» **PROVIDED DATA**

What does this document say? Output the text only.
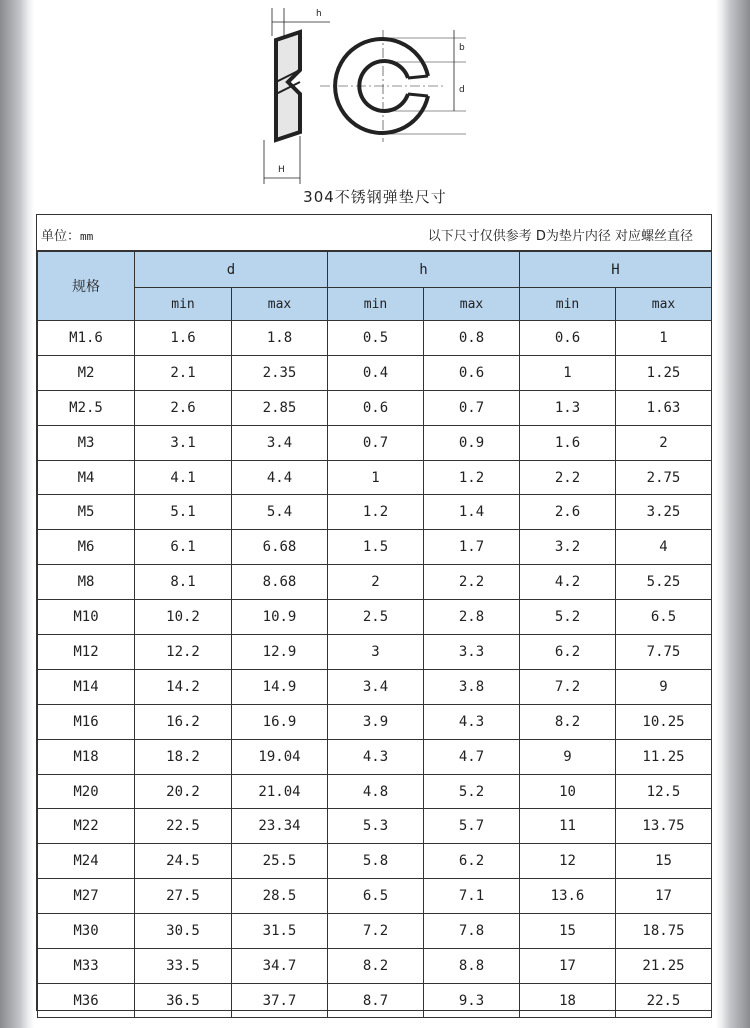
h
H
b
d
304不锈钢弹垫尺寸
单位：mm	以下尺寸仅供参考 D为垫片内径 对应螺丝直径
规格	d		h		H	
	min	max	min	max	min	max
M1.6	1.6	1.8	0.5	0.8	0.6	1
M2	2.1	2.35	0.4	0.6	1	1.25
M2.5	2.6	2.85	0.6	0.7	1.3	1.63
M3	3.1	3.4	0.7	0.9	1.6	2
M4	4.1	4.4	1	1.2	2.2	2.75
M5	5.1	5.4	1.2	1.4	2.6	3.25
M6	6.1	6.68	1.5	1.7	3.2	4
M8	8.1	8.68	2	2.2	4.2	5.25
M10	10.2	10.9	2.5	2.8	5.2	6.5
M12	12.2	12.9	3	3.3	6.2	7.75
M14	14.2	14.9	3.4	3.8	7.2	9
M16	16.2	16.9	3.9	4.3	8.2	10.25
M18	18.2	19.04	4.3	4.7	9	11.25
M20	20.2	21.04	4.8	5.2	10	12.5
M22	22.5	23.34	5.3	5.7	11	13.75
M24	24.5	25.5	5.8	6.2	12	15
M27	27.5	28.5	6.5	7.1	13.6	17
M30	30.5	31.5	7.2	7.8	15	18.75
M33	33.5	34.7	8.2	8.8	17	21.25
M36	36.5	37.7	8.7	9.3	18	22.5
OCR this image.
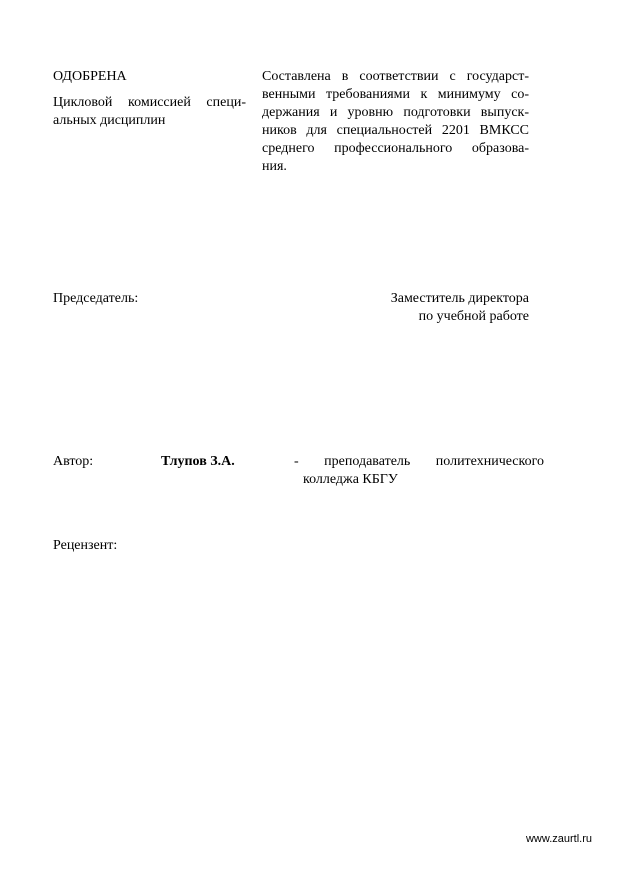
ОДОБРЕНА
Цикловой комиссией специ-
альных дисциплин
Составлена в соответствии с государст-
венными требованиями к минимуму со-
держания и уровню подготовки выпуск-
ников для специальностей 2201 ВМКСС
среднего профессионального образова-
ния.
Председатель:	Заместитель директора
по учебной работе
Автор:	Тлупов З.А.	- преподаватель политехнического
колледжа КБГУ
Рецензент:
www.zaurtl.ru
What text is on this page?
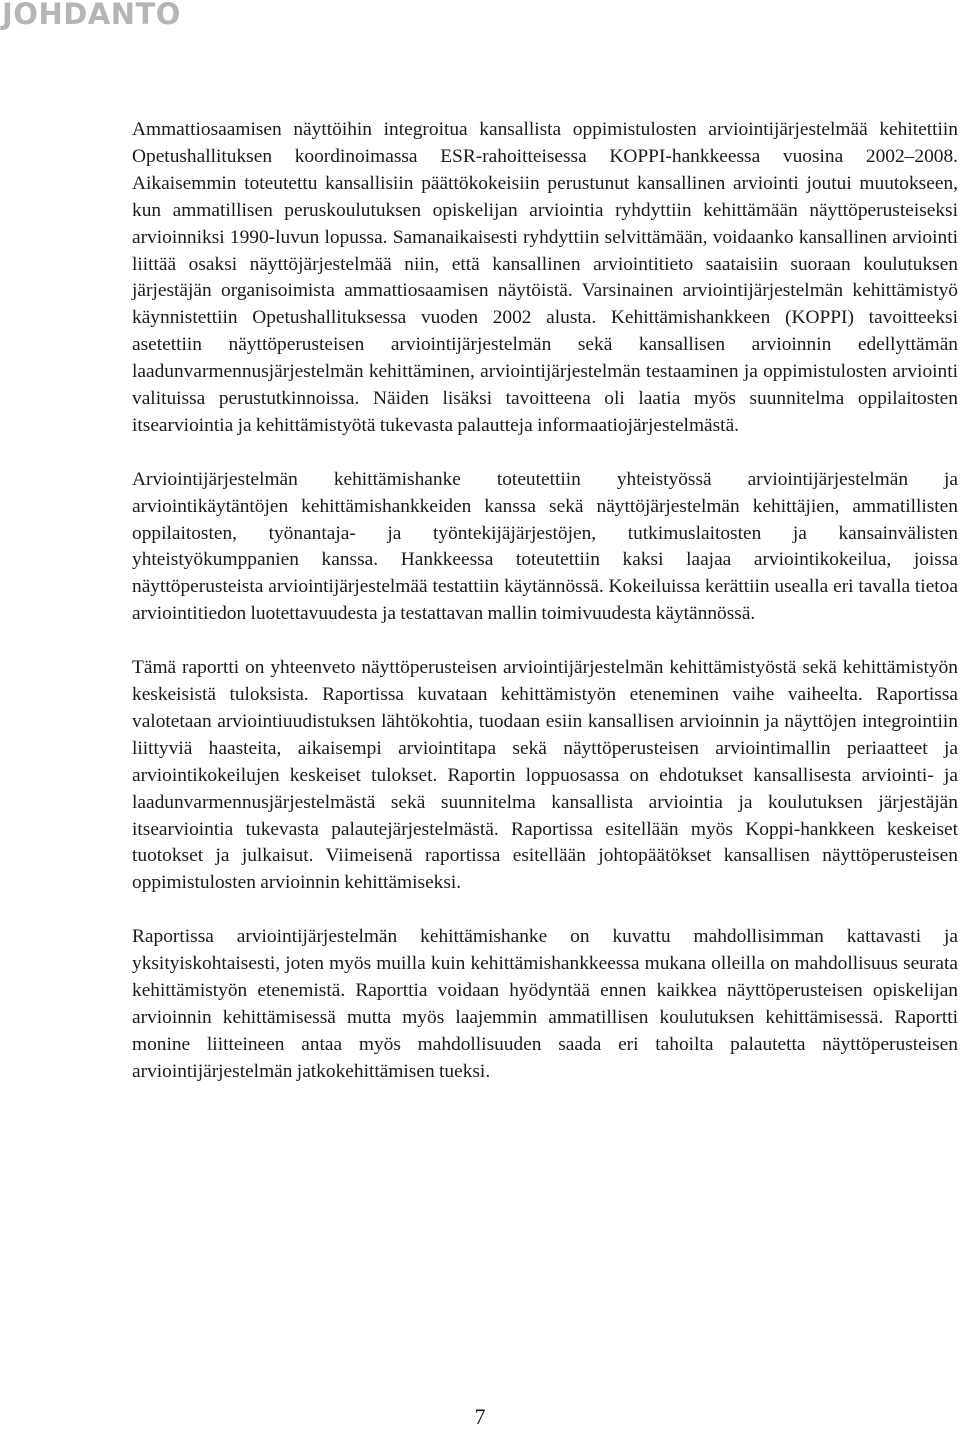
JOHDANTO

Ammattiosaamisen näyttöihin integroitua kansallista oppimistulosten arviointijärjestelmää kehitettiin Opetushallituksen koordinoimassa ESR-rahoitteisessa KOPPI-hankkeessa vuosina 2002–2008. Aikaisemmin toteutettu kansallisiin päättökokeisiin perustunut kansallinen arviointi joutui muutokseen, kun ammatillisen peruskoulutuksen opiskelijan arviointia ryhdyttiin kehittämään näyttöperusteiseksi arvioinniksi 1990-luvun lopussa. Samanaikaisesti ryhdyttiin selvittämään, voidaanko kansallinen arviointi liittää osaksi näyttöjärjestelmää niin, että kansallinen arviointitieto saataisiin suoraan koulutuksen järjestäjän organisoimista ammattiosaamisen näytöistä. Varsinainen arviointijärjestelmän kehittämistyö käynnistettiin Opetushallituksessa vuoden 2002 alusta. Kehittämishankkeen (KOPPI) tavoitteeksi asetettiin näyttöperusteisen arviointijärjestelmän sekä kansallisen arvioinnin edellyttämän laadunvarmennusjärjestelmän kehittäminen, arviointijärjestelmän testaaminen ja oppimistulosten arviointi valituissa perustutkinnoissa. Näiden lisäksi tavoitteena oli laatia myös suunnitelma oppilaitosten itsearviointia ja kehittämistyötä tukevasta palautteja informaatiojärjestelmästä.

Arviointijärjestelmän kehittämishanke toteutettiin yhteistyössä arviointijärjestelmän ja arviointikäytäntöjen kehittämishankkeiden kanssa sekä näyttöjärjestelmän kehittäjien, ammatillisten oppilaitosten, työnantaja- ja työntekijäjärjestöjen, tutkimuslaitosten ja kansainvälisten yhteistyökumppanien kanssa. Hankkeessa toteutettiin kaksi laajaa arviointikokeilua, joissa näyttöperusteista arviointijärjestelmää testattiin käytännössä. Kokeiluissa kerättiin usealla eri tavalla tietoa arviointitiedon luotettavuudesta ja testattavan mallin toimivuudesta käytännössä.

Tämä raportti on yhteenveto näyttöperusteisen arviointijärjestelmän kehittämistyöstä sekä kehittämistyön keskeisistä tuloksista. Raportissa kuvataan kehittämistyön eteneminen vaihe vaiheelta. Raportissa valotetaan arviointiuudistuksen lähtökohtia, tuodaan esiin kansallisen arvioinnin ja näyttöjen integrointiin liittyviä haasteita, aikaisempi arviointitapa sekä näyttöperusteisen arviointimallin periaatteet ja arviointikokeilujen keskeiset tulokset. Raportin loppuosassa on ehdotukset kansallisesta arviointi- ja laadunvarmennusjärjestelmästä sekä suunnitelma kansallista arviointia ja koulutuksen järjestäjän itsearviointia tukevasta palautejärjestelmästä. Raportissa esitellään myös Koppi-hankkeen keskeiset tuotokset ja julkaisut. Viimeisenä raportissa esitellään johtopäätökset kansallisen näyttöperusteisen oppimistulosten arvioinnin kehittämiseksi.

Raportissa arviointijärjestelmän kehittämishanke on kuvattu mahdollisimman kattavasti ja yksityiskohtaisesti, joten myös muilla kuin kehittämishankkeessa mukana olleilla on mahdollisuus seurata kehittämistyön etenemistä. Raporttia voidaan hyödyntää ennen kaikkea näyttöperusteisen opiskelijan arvioinnin kehittämisessä mutta myös laajemmin ammatillisen koulutuksen kehittämisessä. Raportti monine liitteineen antaa myös mahdollisuuden saada eri tahoilta palautetta näyttöperusteisen arviointijärjestelmän jatkokehittämisen tueksi.

7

» **DIRECTION**
Copy the material shown above in full and exactly. Skip the pictures.

» **EXERCISE RESULT**
What does this document say? Output the text only.
h
H
b
d
304不锈钢弹垫尺寸
单位：mm	以下尺寸仅供参考 D为垫片内径 对应螺丝直径
规格	d		h		H	
	min	max	min	max	min	max
M1.6	1.6	1.8	0.5	0.8	0.6	1
M2	2.1	2.35	0.4	0.6	1	1.25
M2.5	2.6	2.85	0.6	0.7	1.3	1.63
M3	3.1	3.4	0.7	0.9	1.6	2
M4	4.1	4.4	1	1.2	2.2	2.75
M5	5.1	5.4	1.2	1.4	2.6	3.25
M6	6.1	6.68	1.5	1.7	3.2	4
M8	8.1	8.68	2	2.2	4.2	5.25
M10	10.2	10.9	2.5	2.8	5.2	6.5
M12	12.2	12.9	3	3.3	6.2	7.75
M14	14.2	14.9	3.4	3.8	7.2	9
M16	16.2	16.9	3.9	4.3	8.2	10.25
M18	18.2	19.04	4.3	4.7	9	11.25
M20	20.2	21.04	4.8	5.2	10	12.5
M22	22.5	23.34	5.3	5.7	11	13.75
M24	24.5	25.5	5.8	6.2	12	15
M27	27.5	28.5	6.5	7.1	13.6	17
M30	30.5	31.5	7.2	7.8	15	18.75
M33	33.5	34.7	8.2	8.8	17	21.25
M36	36.5	37.7	8.7	9.3	18	22.5
OCR this image.
ОДОБРЕНА
Цикловой комиссией специ-
альных дисциплин
Составлена в соответствии с государст-
венными требованиями к минимуму со-
держания и уровню подготовки выпуск-
ников для специальностей 2201 ВМКСС
среднего профессионального образова-
ния.
Председатель:	Заместитель директора
по учебной работе
Автор:	Тлупов З.А.	- преподаватель политехнического
колледжа КБГУ
Рецензент:
www.zaurtl.ru
What text is on this page?
JOHDANTO

Ammattiosaamisen näyttöihin integroitua kansallista oppimistulosten arviointijärjestelmää kehitettiin Opetushallituksen koordinoimassa ESR-rahoitteisessa KOPPI-hankkeessa vuosina 2002–2008. Aikaisemmin toteutettu kansallisiin päättökokeisiin perustunut kansallinen arviointi joutui muutokseen, kun ammatillisen peruskoulutuksen opiskelijan arviointia ryhdyttiin kehittämään näyttöperusteiseksi arvioinniksi 1990-luvun lopussa. Samanaikaisesti ryhdyttiin selvittämään, voidaanko kansallinen arviointi liittää osaksi näyttöjärjestelmää niin, että kansallinen arviointitieto saataisiin suoraan koulutuksen järjestäjän organisoimista ammattiosaamisen näytöistä. Varsinainen arviointijärjestelmän kehittämistyö käynnistettiin Opetushallituksessa vuoden 2002 alusta. Kehittämishankkeen (KOPPI) tavoitteeksi asetettiin näyttöperusteisen arviointijärjestelmän sekä kansallisen arvioinnin edellyttämän laadunvarmennusjärjestelmän kehittäminen, arviointijärjestelmän testaaminen ja oppimistulosten arviointi valituissa perustutkinnoissa. Näiden lisäksi tavoitteena oli laatia myös suunnitelma oppilaitosten itsearviointia ja kehittämistyötä tukevasta palautteja informaatiojärjestelmästä.

Arviointijärjestelmän kehittämishanke toteutettiin yhteistyössä arviointijärjestelmän ja arviointikäytäntöjen kehittämishankkeiden kanssa sekä näyttöjärjestelmän kehittäjien, ammatillisten oppilaitosten, työnantaja- ja työntekijäjärjestöjen, tutkimuslaitosten ja kansainvälisten yhteistyökumppanien kanssa. Hankkeessa toteutettiin kaksi laajaa arviointikokeilua, joissa näyttöperusteista arviointijärjestelmää testattiin käytännössä. Kokeiluissa kerättiin usealla eri tavalla tietoa arviointitiedon luotettavuudesta ja testattavan mallin toimivuudesta käytännössä.

Tämä raportti on yhteenveto näyttöperusteisen arviointijärjestelmän kehittämistyöstä sekä kehittämistyön keskeisistä tuloksista. Raportissa kuvataan kehittämistyön eteneminen vaihe vaiheelta. Raportissa valotetaan arviointiuudistuksen lähtökohtia, tuodaan esiin kansallisen arvioinnin ja näyttöjen integrointiin liittyviä haasteita, aikaisempi arviointitapa sekä näyttöperusteisen arviointimallin periaatteet ja arviointikokeilujen keskeiset tulokset. Raportin loppuosassa on ehdotukset kansallisesta arviointi- ja laadunvarmennusjärjestelmästä sekä suunnitelma kansallista arviointia ja koulutuksen järjestäjän itsearviointia tukevasta palautejärjestelmästä. Raportissa esitellään myös Koppi-hankkeen keskeiset tuotokset ja julkaisut. Viimeisenä raportissa esitellään johtopäätökset kansallisen näyttöperusteisen oppimistulosten arvioinnin kehittämiseksi.

Raportissa arviointijärjestelmän kehittämishanke on kuvattu mahdollisimman kattavasti ja yksityiskohtaisesti, joten myös muilla kuin kehittämishankkeessa mukana olleilla on mahdollisuus seurata kehittämistyön etenemistä. Raporttia voidaan hyödyntää ennen kaikkea näyttöperusteisen opiskelijan arvioinnin kehittämisessä mutta myös laajemmin ammatillisen koulutuksen kehittämisessä. Raportti monine liitteineen antaa myös mahdollisuuden saada eri tahoilta palautetta näyttöperusteisen arviointijärjestelmän jatkokehittämisen tueksi.

7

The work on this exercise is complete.